** SHORT TASK **
Restate the records below word for word.

═════ DATA SHOWN ═════

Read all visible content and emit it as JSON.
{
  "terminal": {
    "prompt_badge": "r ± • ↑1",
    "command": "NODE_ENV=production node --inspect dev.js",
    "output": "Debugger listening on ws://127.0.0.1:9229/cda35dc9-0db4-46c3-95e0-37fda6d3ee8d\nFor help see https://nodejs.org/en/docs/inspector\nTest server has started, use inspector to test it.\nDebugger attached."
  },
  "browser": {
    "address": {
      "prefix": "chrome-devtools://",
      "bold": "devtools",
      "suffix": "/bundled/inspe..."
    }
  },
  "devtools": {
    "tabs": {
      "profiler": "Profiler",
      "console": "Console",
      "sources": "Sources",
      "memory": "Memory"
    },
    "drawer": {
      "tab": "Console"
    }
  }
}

═════

** ANSWER IN FULL **
Read all visible content and emit it as JSON.
{
  "terminal": {
    "prompt_badge": "r ± • ↑1",
    "command": "NODE_ENV=production node --inspect dev.js",
    "output": "Debugger listening on ws://127.0.0.1:9229/cda35dc9-0db4-46c3-95e0-37fda6d3ee8d\nFor help see https://nodejs.org/en/docs/inspector\nTest server has started, use inspector to test it.\nDebugger attached."
  },
  "browser": {
    "address": {
      "prefix": "chrome-devtools://",
      "bold": "devtools",
      "suffix": "/bundled/inspe..."
    }
  },
  "devtools": {
    "tabs": {
      "profiler": "Profiler",
      "console": "Console",
      "sources": "Sources",
      "memory": "Memory"
    },
    "drawer": {
      "tab": "Console"
    }
  }
}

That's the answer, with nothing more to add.